(Figure record extracts)
* begin *
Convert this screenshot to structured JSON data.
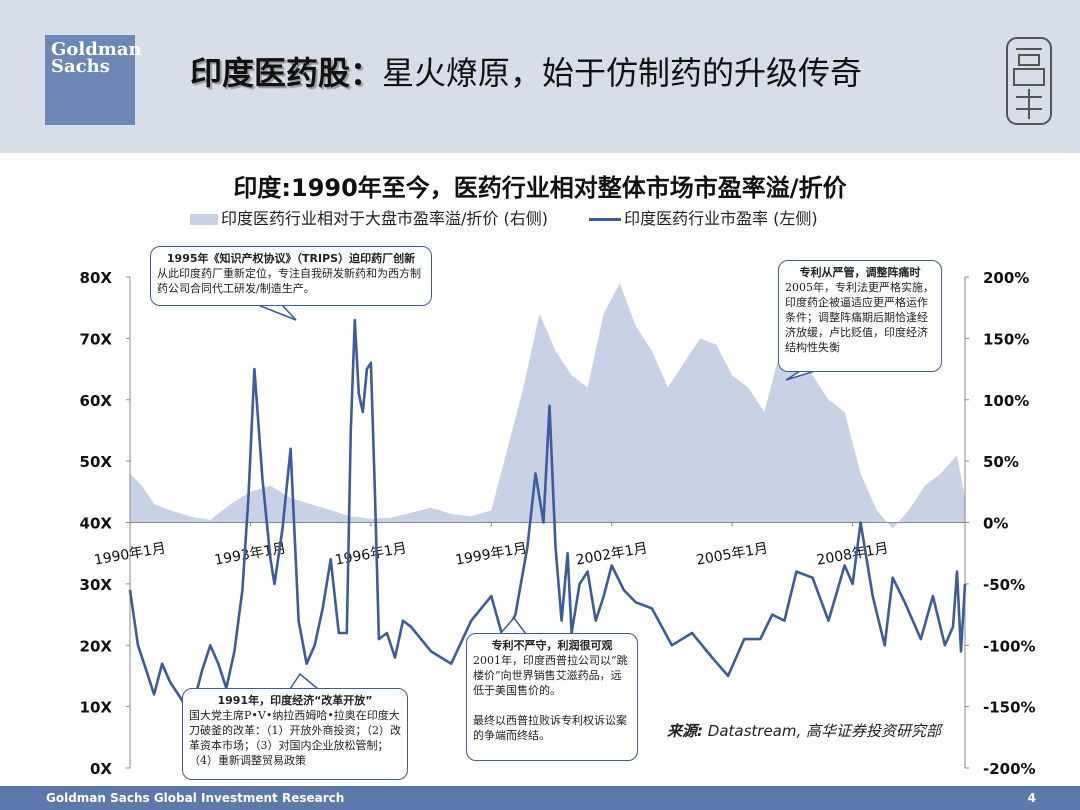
{
  "header": {
    "logo_text_line1": "Goldman",
    "logo_text_line2": "Sachs",
    "title_bold": "印度医药股：",
    "title_rest": "星火燎原，始于仿制药的升级传奇",
    "seal_text": "高华"
  },
  "chart_data": {
    "type": "line",
    "title": "印度:1990年至今，医药行业相对整体市场市盈率溢/折价",
    "legend": [
      "印度医药行业相对于大盘市盈率溢/折价 (右侧)",
      "印度医药行业市盈率 (左侧)"
    ],
    "left_axis": {
      "ticks": [
        "80X",
        "70X",
        "60X",
        "50X",
        "40X",
        "30X",
        "20X",
        "10X",
        "0X"
      ],
      "ylim": [
        0,
        80
      ]
    },
    "right_axis": {
      "ticks": [
        "200%",
        "150%",
        "100%",
        "50%",
        "0%",
        "-50%",
        "-100%",
        "-150%",
        "-200%"
      ],
      "ylim": [
        -200,
        200
      ]
    },
    "x_ticks": [
      "1990年1月",
      "1993年1月",
      "1996年1月",
      "1999年1月",
      "2002年1月",
      "2005年1月",
      "2008年1月"
    ],
    "x_range": [
      1990.0,
      2010.8
    ],
    "series": [
      {
        "name": "印度医药行业市盈率 (左侧)",
        "axis": "left",
        "color": "#3d5c99",
        "x": [
          1990.0,
          1990.2,
          1990.4,
          1990.6,
          1990.8,
          1991.0,
          1991.2,
          1991.4,
          1991.6,
          1991.8,
          1992.0,
          1992.2,
          1992.4,
          1992.6,
          1992.8,
          1992.95,
          1993.1,
          1993.3,
          1993.5,
          1993.6,
          1993.8,
          1994.0,
          1994.2,
          1994.4,
          1994.6,
          1994.8,
          1995.0,
          1995.2,
          1995.4,
          1995.5,
          1995.6,
          1995.7,
          1995.8,
          1995.9,
          1996.0,
          1996.1,
          1996.2,
          1996.4,
          1996.6,
          1996.8,
          1997.0,
          1997.5,
          1998.0,
          1998.5,
          1999.0,
          1999.3,
          1999.6,
          1999.9,
          2000.1,
          2000.3,
          2000.45,
          2000.6,
          2000.75,
          2000.9,
          2001.0,
          2001.2,
          2001.4,
          2001.6,
          2001.8,
          2002.0,
          2002.3,
          2002.6,
          2003.0,
          2003.5,
          2004.0,
          2004.5,
          2004.9,
          2005.3,
          2005.7,
          2006.0,
          2006.3,
          2006.6,
          2007.0,
          2007.4,
          2007.8,
          2008.0,
          2008.2,
          2008.5,
          2008.8,
          2009.0,
          2009.3,
          2009.7,
          2010.0,
          2010.3,
          2010.5,
          2010.6,
          2010.7,
          2010.8
        ],
        "values": [
          29,
          20,
          16,
          12,
          17,
          14,
          12,
          10,
          11,
          16,
          20,
          17,
          13,
          19,
          29,
          44,
          65,
          47,
          34,
          30,
          39,
          52,
          24,
          17,
          20,
          26,
          34,
          22,
          22,
          55,
          73,
          61,
          58,
          65,
          66,
          45,
          21,
          22,
          18,
          24,
          23,
          19,
          17,
          24,
          28,
          21,
          25,
          36,
          48,
          40,
          59,
          36,
          24,
          35,
          22,
          30,
          32,
          24,
          28,
          33,
          29,
          27,
          26,
          20,
          22,
          18,
          15,
          21,
          21,
          25,
          24,
          32,
          31,
          24,
          33,
          30,
          40,
          28,
          20,
          31,
          27,
          21,
          28,
          20,
          23,
          32,
          19,
          30
        ]
      },
      {
        "name": "印度医药行业相对于大盘市盈率溢/折价 (右侧)",
        "axis": "right",
        "color": "#c9d1e6",
        "x": [
          1990.0,
          1990.3,
          1990.6,
          1991.0,
          1991.5,
          1992.0,
          1992.5,
          1993.0,
          1993.5,
          1994.0,
          1994.5,
          1995.0,
          1995.5,
          1996.0,
          1996.5,
          1997.0,
          1997.5,
          1998.0,
          1998.5,
          1999.0,
          1999.4,
          1999.8,
          2000.2,
          2000.6,
          2001.0,
          2001.4,
          2001.8,
          2002.2,
          2002.6,
          2003.0,
          2003.4,
          2003.8,
          2004.2,
          2004.6,
          2005.0,
          2005.4,
          2005.8,
          2006.2,
          2006.6,
          2007.0,
          2007.4,
          2007.8,
          2008.2,
          2008.6,
          2009.0,
          2009.4,
          2009.8,
          2010.2,
          2010.6,
          2010.8
        ],
        "values": [
          40,
          30,
          15,
          10,
          5,
          2,
          15,
          25,
          30,
          20,
          15,
          10,
          5,
          3,
          4,
          8,
          12,
          7,
          5,
          10,
          60,
          110,
          170,
          140,
          120,
          110,
          170,
          195,
          160,
          140,
          110,
          130,
          150,
          145,
          120,
          110,
          90,
          140,
          160,
          120,
          100,
          90,
          40,
          10,
          -5,
          10,
          30,
          40,
          55,
          20
        ]
      }
    ]
  },
  "callouts": {
    "c1995": {
      "title": "1995年《知识产权协议》（TRIPS）迫印药厂创新",
      "body": "从此印度药厂重新定位，专注自我研发新药和为西方制药公司合同代工研发/制造生产。"
    },
    "c2005": {
      "title": "专利从严管，调整阵痛时",
      "body": "2005年，专利法更严格实施，印度药企被逼适应更严格运作条件；调整阵痛期后期恰逢经济放缓，卢比贬值，印度经济结构性失衡"
    },
    "c2001": {
      "title": "专利不严守，利润很可观",
      "body1": "2001年，印度西普拉公司以“跳楼价”向世界销售艾滋药品，远低于美国售价的。",
      "body2": "最终以西普拉败诉专利权诉讼案的争端而终结。"
    },
    "c1991": {
      "title": "1991年，印度经济“改革开放”",
      "body": "国大党主席P•V•纳拉西姆哈•拉奥在印度大刀破釜的改革：（1）开放外商投资；（2）改革资本市场；（3）对国内企业放松管制；（4）重新调整贸易政策"
    }
  },
  "source": {
    "label": "来源:",
    "text": " Datastream, 高华证券投资研究部"
  },
  "footer": {
    "left": "Goldman Sachs Global Investment Research",
    "page": "4"
  }
}
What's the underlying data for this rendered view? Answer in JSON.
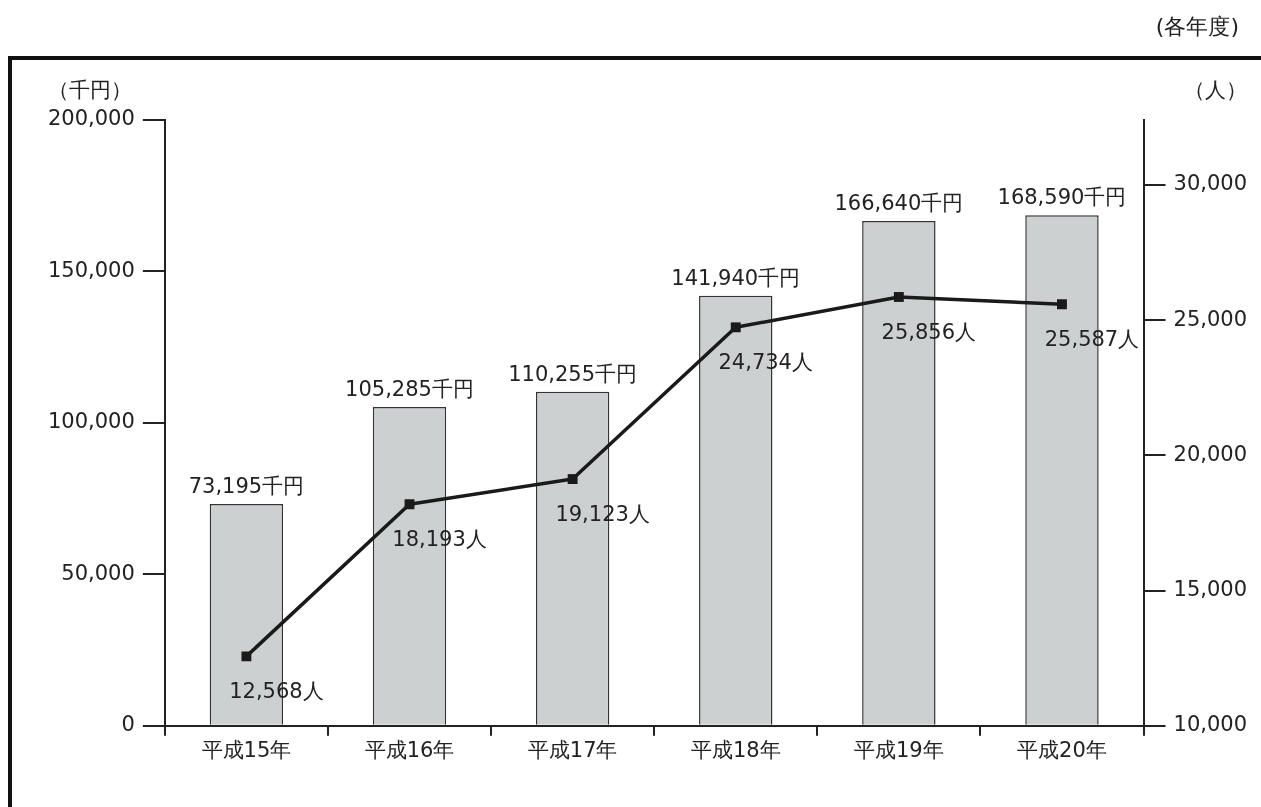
{
  "chart_data": {
    "type": "bar",
    "categories": [
      "平成15年",
      "平成16年",
      "平成17年",
      "平成18年",
      "平成19年",
      "平成20年"
    ],
    "ylabel": "（千円）",
    "y2label": "（人）",
    "annotations": [
      "(各年度)"
    ],
    "ylim": [
      0,
      200000
    ],
    "yticks": [
      {
        "value": 0,
        "label": "0"
      },
      {
        "value": 50000,
        "label": "50,000"
      },
      {
        "value": 100000,
        "label": "100,000"
      },
      {
        "value": 150000,
        "label": "150,000"
      },
      {
        "value": 200000,
        "label": "200,000"
      }
    ],
    "y2lim": [
      10000,
      32400
    ],
    "y2ticks": [
      {
        "value": 10000,
        "label": "10,000"
      },
      {
        "value": 15000,
        "label": "15,000"
      },
      {
        "value": 20000,
        "label": "20,000"
      },
      {
        "value": 25000,
        "label": "25,000"
      },
      {
        "value": 30000,
        "label": "30,000"
      }
    ],
    "grid": false,
    "legend": false,
    "series": [
      {
        "color": "#cdd0d1",
        "values": [
          73195,
          105285,
          110255,
          141940,
          166640,
          168590
        ],
        "value_labels": [
          "73,195千円",
          "105,285千円",
          "110,255千円",
          "141,940千円",
          "166,640千円",
          "168,590千円"
        ]
      },
      {
        "type": "line",
        "axis": "y2",
        "color": "#1a1a1a",
        "marker": "square",
        "line_style": "solid",
        "values": [
          12568,
          18193,
          19123,
          24734,
          25856,
          25587
        ],
        "value_labels": [
          "12,568人",
          "18,193人",
          "19,123人",
          "24,734人",
          "25,856人",
          "25,587人"
        ]
      }
    ]
  }
}
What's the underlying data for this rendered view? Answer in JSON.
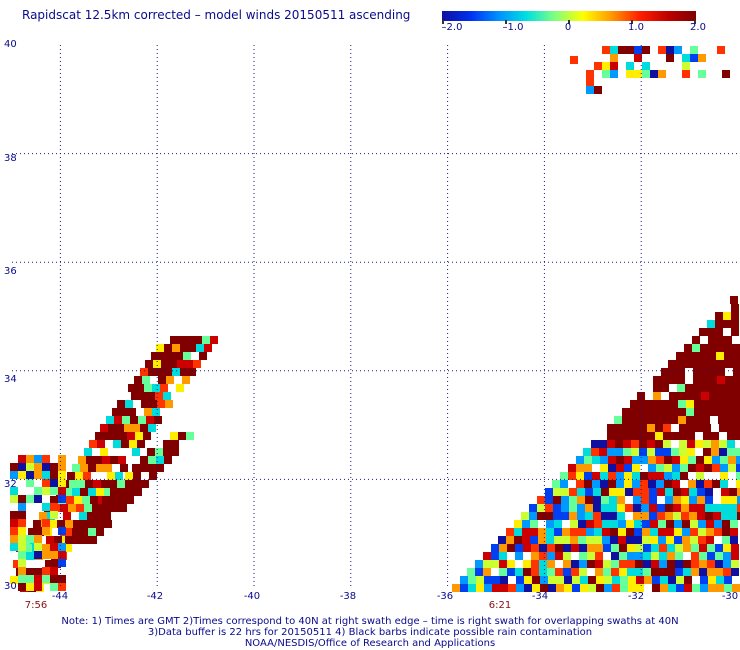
{
  "title": "Rapidscat 12.5km corrected – model winds 20150511 ascending",
  "colorbar": {
    "labels": [
      "–2.0",
      "–1.0",
      "0",
      "1.0",
      "2.0"
    ],
    "values": [
      -2.0,
      -1.0,
      0,
      1.0,
      2.0
    ],
    "colors": [
      "#1010a0",
      "#0030f0",
      "#0090ff",
      "#00e0e0",
      "#80ff80",
      "#ffff00",
      "#ff9900",
      "#ff2000",
      "#c00000",
      "#800000"
    ]
  },
  "map": {
    "lon_range": [
      -45,
      -30
    ],
    "lat_range": [
      30,
      40
    ],
    "y_ticks": [
      "40",
      "38",
      "36",
      "34",
      "32",
      "30"
    ],
    "x_ticks": [
      "-44",
      "-42",
      "-40",
      "-38",
      "-36",
      "-34",
      "-32",
      "-30"
    ],
    "grid": "dotted"
  },
  "swath_times": [
    {
      "label": "7:56",
      "lon": -44.6
    },
    {
      "label": "6:21",
      "lon": -34.9
    }
  ],
  "notes": [
    "Note: 1) Times are GMT 2)Times correspond to 40N at right swath edge – time is right swath for overlapping swaths at 40N",
    "3)Data buffer is 22 hrs for 20150511 4) Black barbs indicate possible rain contamination",
    "NOAA/NESDIS/Office of Research and Applications"
  ]
}
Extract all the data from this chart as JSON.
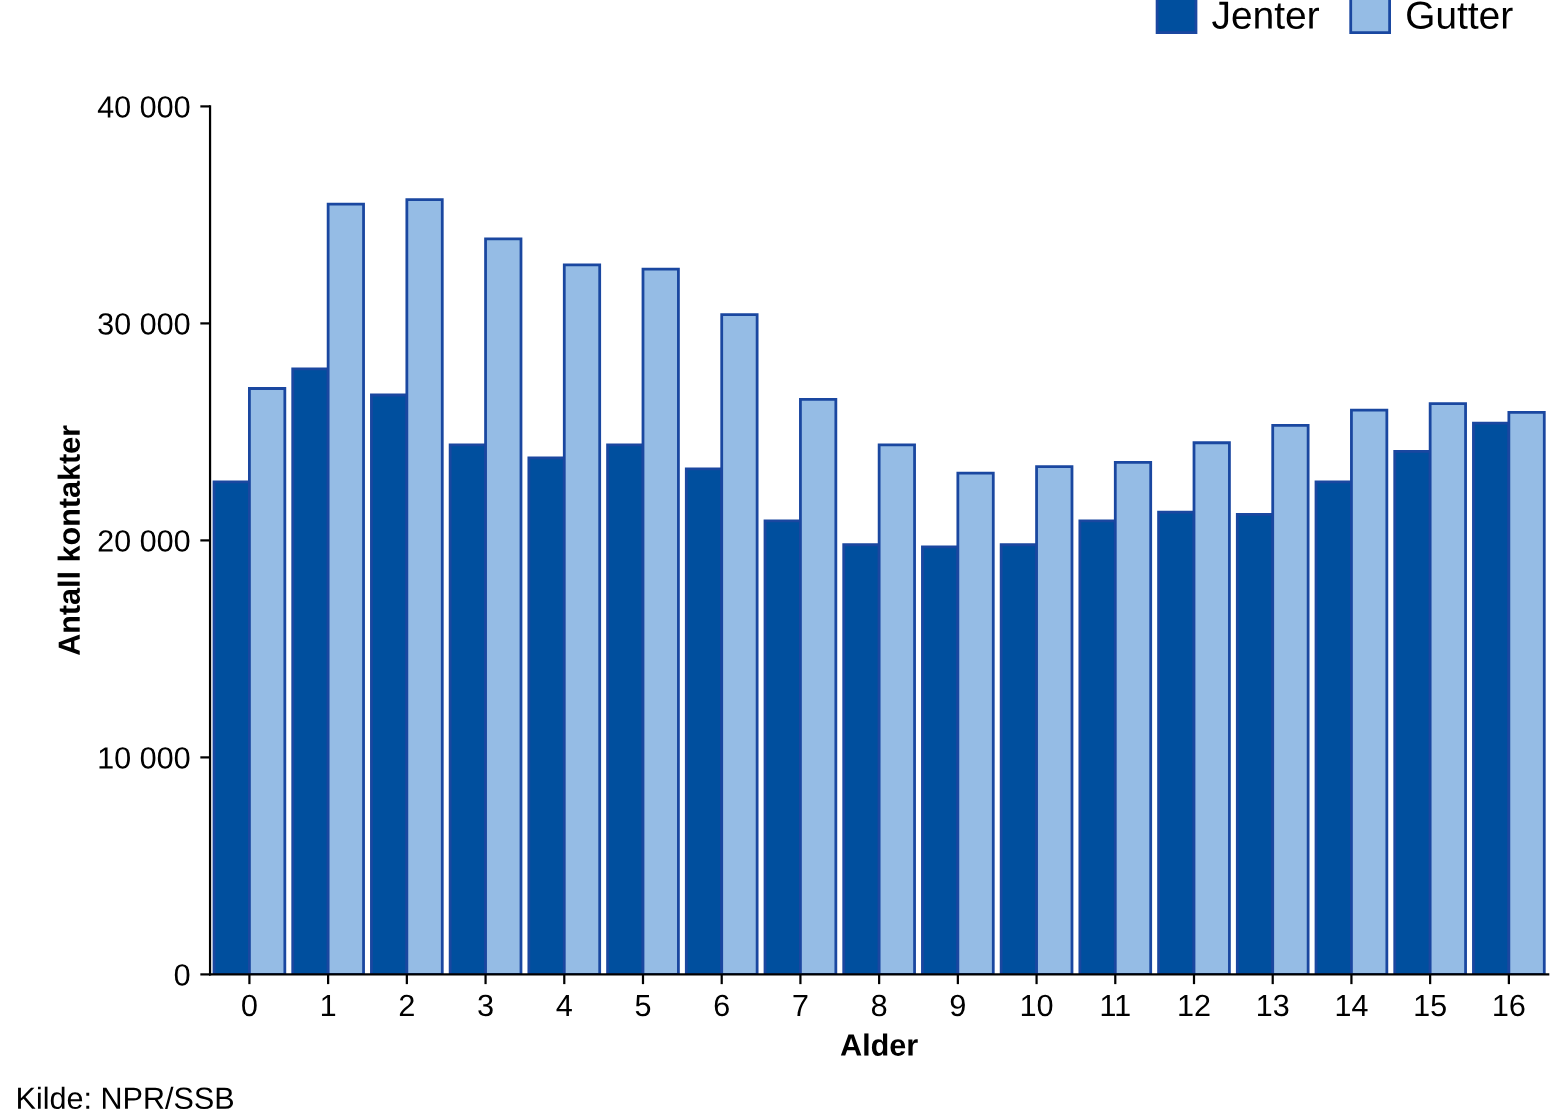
* end *
# CHALLENGE:
Which lines hold the word "JSON"? Return all of them from the records above.

# RESULT OF THE EXERCISE:
Convert this screenshot to structured JSON data.
What's the underlying data for this rendered view? Answer in JSON.
What's the underlying data for this rendered view? Answer in JSON.
Extract all the data from this chart as JSON.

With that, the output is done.